[START SUPPLIED DATA]

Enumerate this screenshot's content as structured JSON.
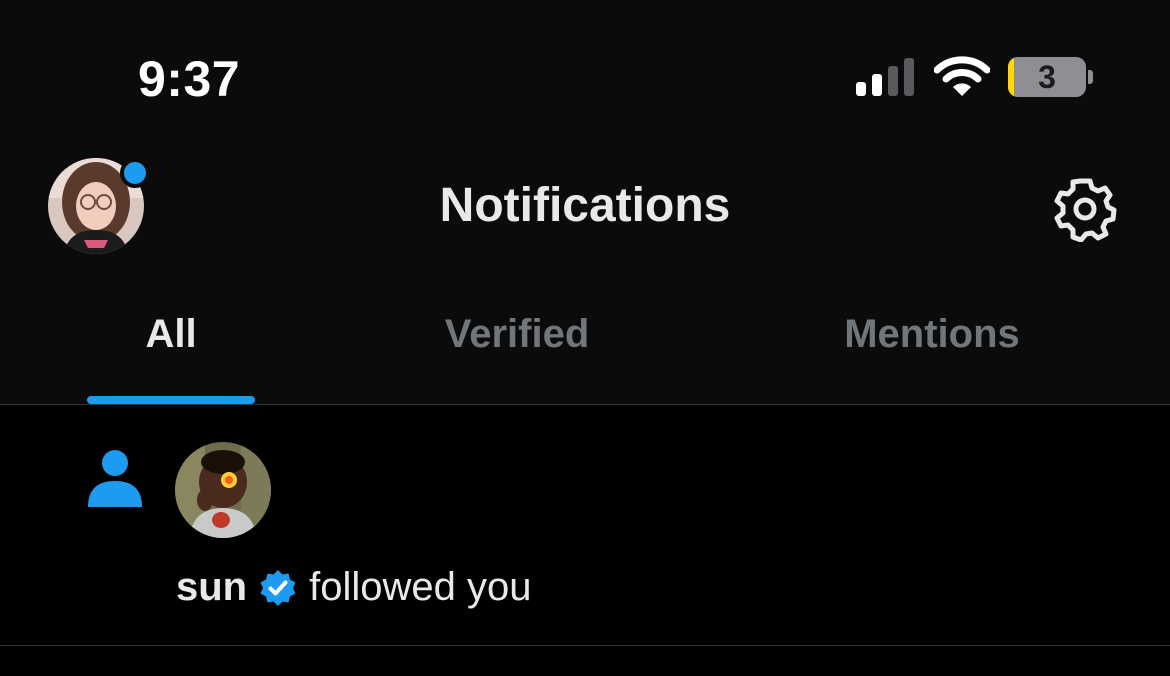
{
  "status_bar": {
    "time": "9:37",
    "battery_level": "3",
    "battery_fraction": 0.03,
    "signal_bars_active": 2,
    "signal_bars_total": 4
  },
  "header": {
    "title": "Notifications",
    "settings_icon": "gear-icon",
    "avatar_has_dot": true
  },
  "tabs": [
    {
      "label": "All",
      "active": true
    },
    {
      "label": "Verified",
      "active": false
    },
    {
      "label": "Mentions",
      "active": false
    }
  ],
  "notifications": [
    {
      "type_icon": "person-icon",
      "user": "sun",
      "verified": true,
      "action": "followed you"
    }
  ],
  "colors": {
    "accent": "#1d9bf0",
    "background": "#000000",
    "header_background": "#0b0b0c",
    "text_primary": "#e7e9ea",
    "text_secondary": "#71767b",
    "divider": "#2f3336",
    "battery_fill": "#ffd60a",
    "battery_body": "#8e8e93"
  }
}
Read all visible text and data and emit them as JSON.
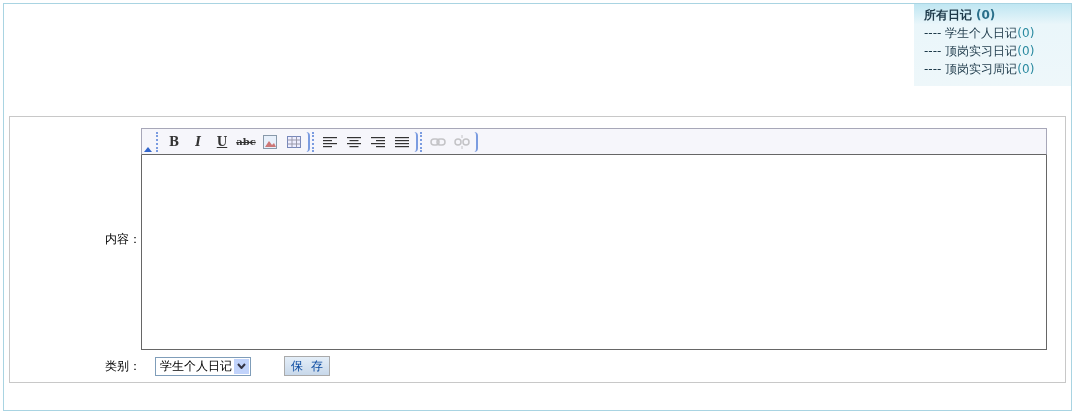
{
  "diary_menu": {
    "title": {
      "label": "所有日记",
      "count": "(0)"
    },
    "items": [
      {
        "prefix": "----",
        "label": "学生个人日记",
        "count": "(0)"
      },
      {
        "prefix": "----",
        "label": "顶岗实习日记",
        "count": "(0)"
      },
      {
        "prefix": "----",
        "label": "顶岗实习周记",
        "count": "(0)"
      }
    ]
  },
  "form": {
    "content_label": "内容：",
    "toolbar": [
      [
        {
          "kind": "bold",
          "label": "B",
          "disabled": false
        },
        {
          "kind": "italic",
          "label": "I",
          "disabled": false
        },
        {
          "kind": "underline",
          "label": "U",
          "disabled": false
        },
        {
          "kind": "strike",
          "label": "abc",
          "disabled": false
        },
        {
          "kind": "image",
          "disabled": false
        },
        {
          "kind": "table",
          "disabled": false
        }
      ],
      [
        {
          "kind": "align-left",
          "disabled": false
        },
        {
          "kind": "align-center",
          "disabled": false
        },
        {
          "kind": "align-right",
          "disabled": false
        },
        {
          "kind": "justify",
          "disabled": false
        }
      ],
      [
        {
          "kind": "link",
          "disabled": true
        },
        {
          "kind": "unlink",
          "disabled": true
        }
      ]
    ],
    "category_label": "类别：",
    "category_value": "学生个人日记",
    "save_button": "保  存"
  }
}
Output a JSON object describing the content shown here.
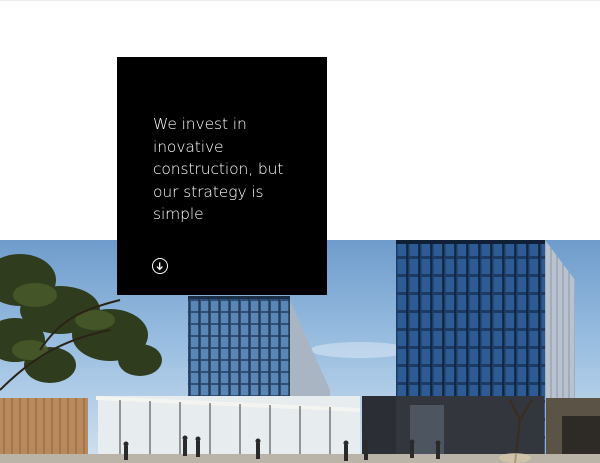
{
  "hero": {
    "heading": "We invest in inovative construction, but our strategy is simple",
    "scroll_button_icon": "arrow-down-circle-icon"
  },
  "colors": {
    "card_background": "#000000",
    "card_text": "#ffffff",
    "page_background": "#ffffff"
  }
}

[END SUPPLIED DATA]

→ DESCRIPTION OF THE TASK
Omit the pictures and print again exactly the lines from the one with "Output a JSON" through the final line of the entries, both ends included.

→ WRITTEN RESPONSE
Output a JSON object describing the content shown here.
{
  "hero": {
    "heading": "We invest in inovative construction, but our strategy is simple",
    "scroll_button_icon": "arrow-down-circle-icon"
  },
  "colors": {
    "card_background": "#000000",
    "card_text": "#ffffff",
    "page_background": "#ffffff"
  }
}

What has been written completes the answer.